Leaving out all images, write out the records that follow exactly.

++++++++++

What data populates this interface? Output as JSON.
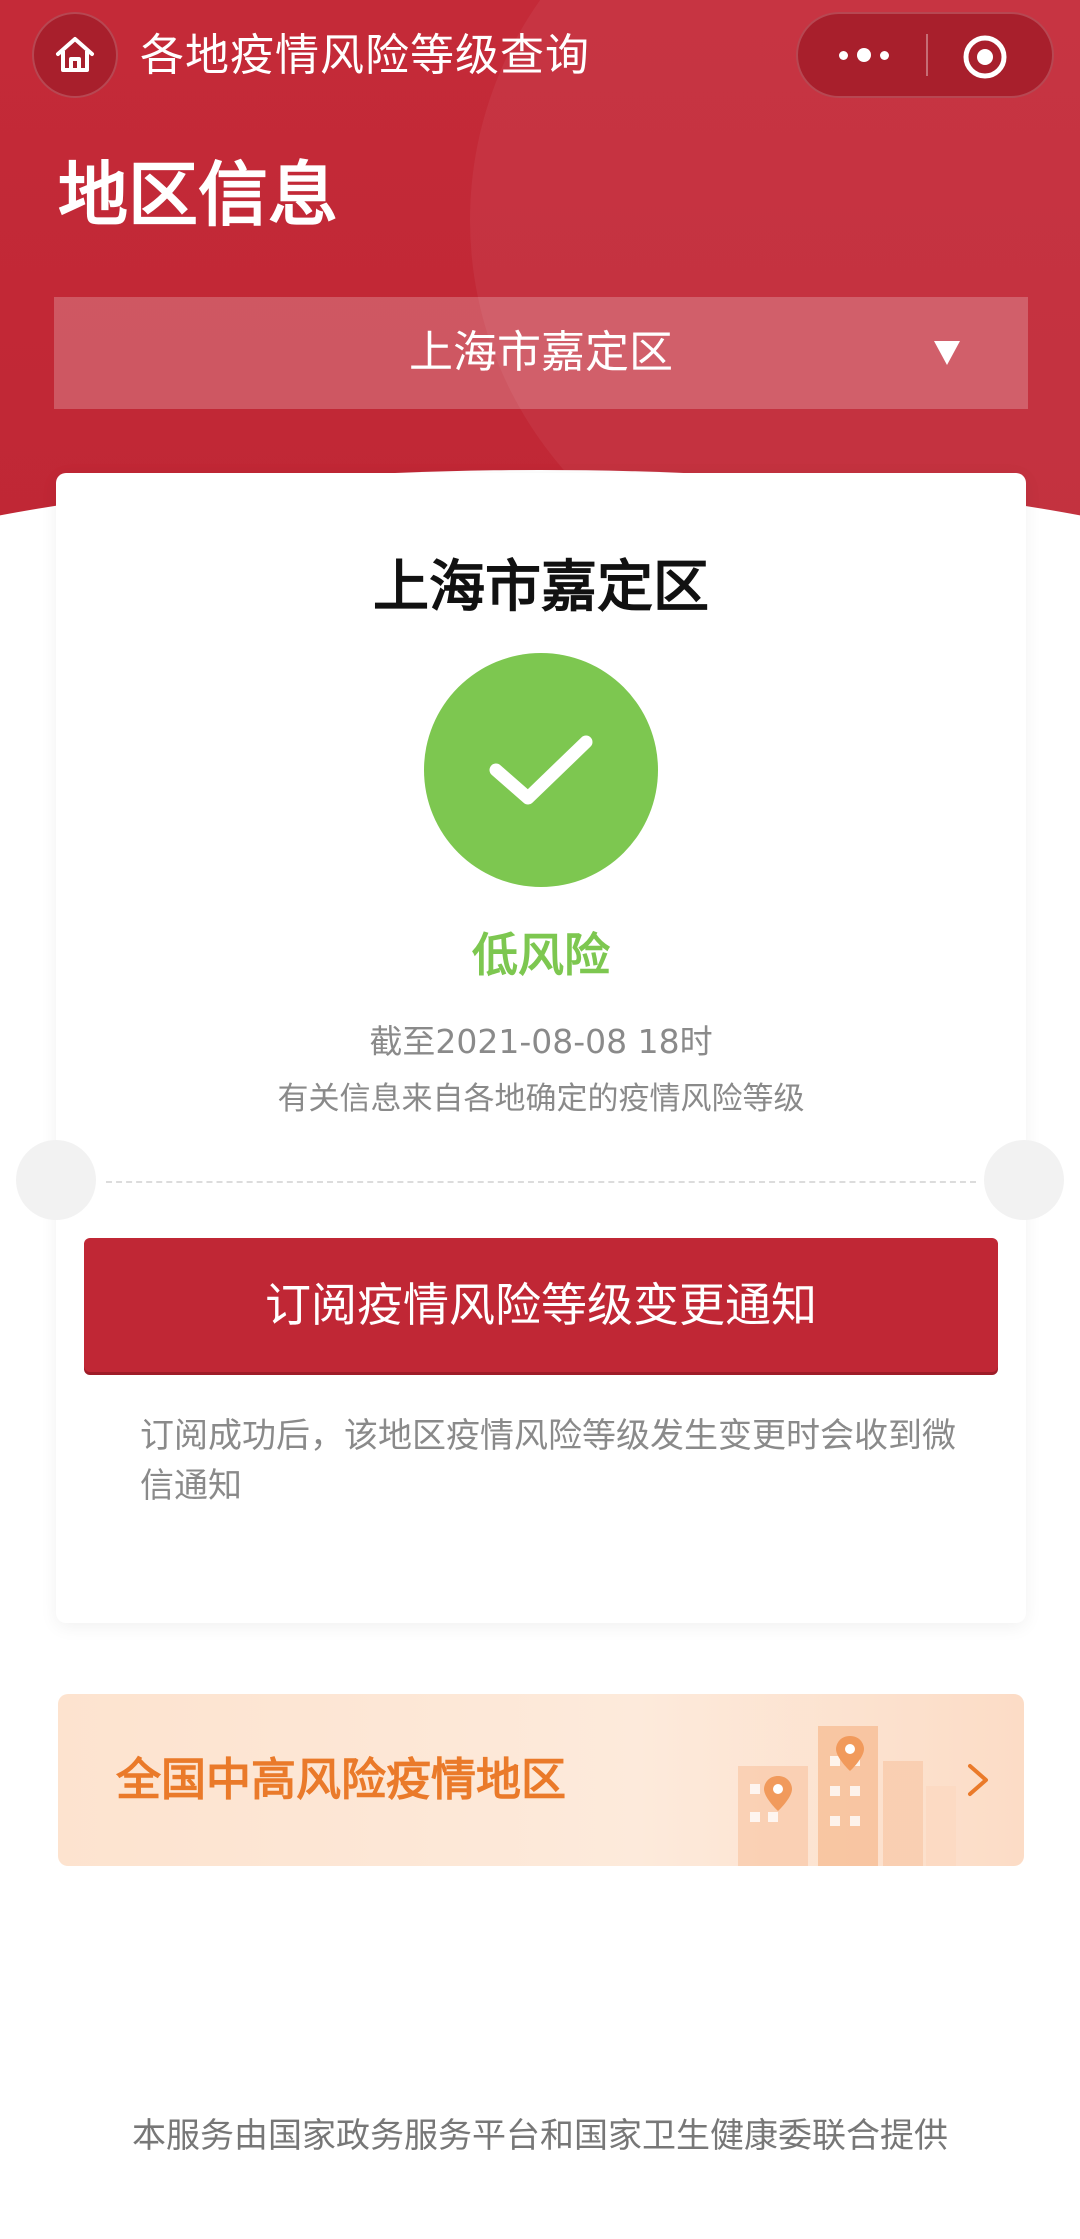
{
  "header": {
    "app_title": "各地疫情风险等级查询",
    "home_icon": "home-icon",
    "more_icon": "more-icon",
    "close_icon": "target-icon"
  },
  "region_section": {
    "title": "地区信息",
    "selected_region": "上海市嘉定区"
  },
  "result_card": {
    "region": "上海市嘉定区",
    "status_icon": "check-icon",
    "risk_level": "低风险",
    "risk_color": "#7dc750",
    "update_time": "截至2021-08-08 18时",
    "info_source": "有关信息来自各地确定的疫情风险等级",
    "subscribe_button": "订阅疫情风险等级变更通知",
    "subscribe_note": "订阅成功后，该地区疫情风险等级发生变更时会收到微信通知"
  },
  "banner": {
    "label": "全国中高风险疫情地区"
  },
  "footer": {
    "text": "本服务由国家政务服务平台和国家卫生健康委联合提供"
  },
  "colors": {
    "brand_red": "#c02735",
    "accent_orange": "#ea7a2a"
  }
}
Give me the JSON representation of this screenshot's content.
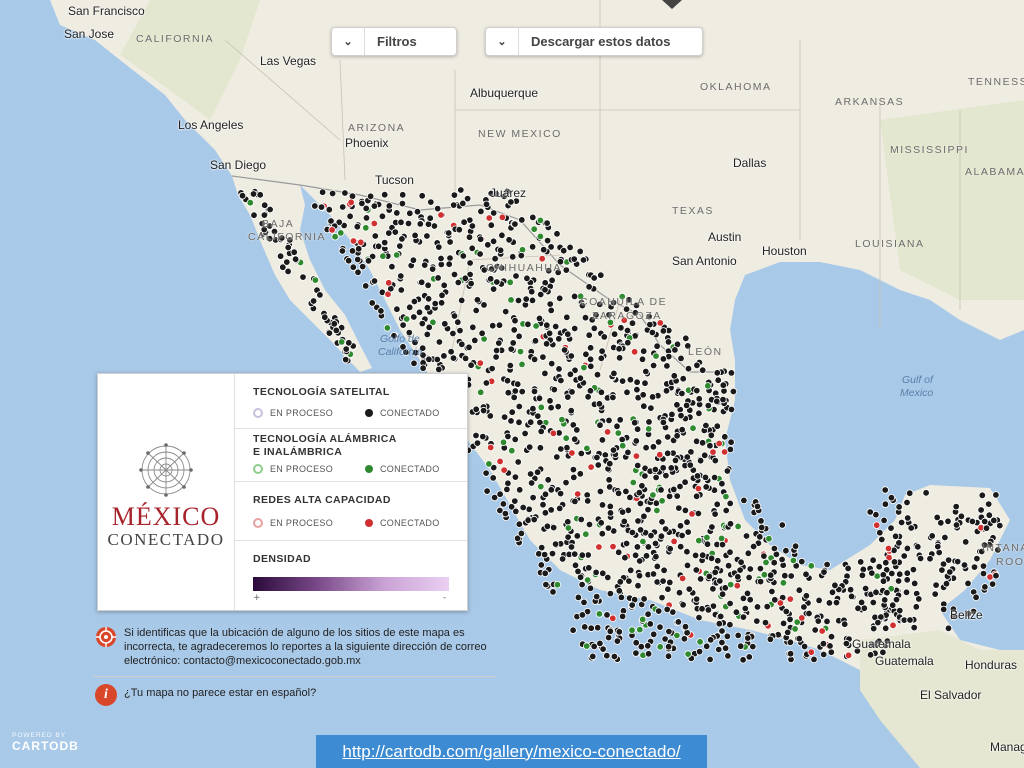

++++++++++

TASK RESULT:
What data populates this interface? Output as JSON.
{
  "header": {
    "app_title": "各地疫情风险等级查询",
    "home_icon": "home-icon",
    "more_icon": "more-icon",
    "close_icon": "target-icon"
  },
  "region_section": {
    "title": "地区信息",
    "selected_region": "上海市嘉定区"
  },
  "result_card": {
    "region": "上海市嘉定区",
    "status_icon": "check-icon",
    "risk_level": "低风险",
    "risk_color": "#7dc750",
    "update_time": "截至2021-08-08 18时",
    "info_source": "有关信息来自各地确定的疫情风险等级",
    "subscribe_button": "订阅疫情风险等级变更通知",
    "subscribe_note": "订阅成功后，该地区疫情风险等级发生变更时会收到微信通知"
  },
  "banner": {
    "label": "全国中高风险疫情地区"
  },
  "footer": {
    "text": "本服务由国家政务服务平台和国家卫生健康委联合提供"
  },
  "colors": {
    "brand_red": "#c02735",
    "accent_orange": "#ea7a2a"
  }
}
Give me the JSON representation of this screenshot's content.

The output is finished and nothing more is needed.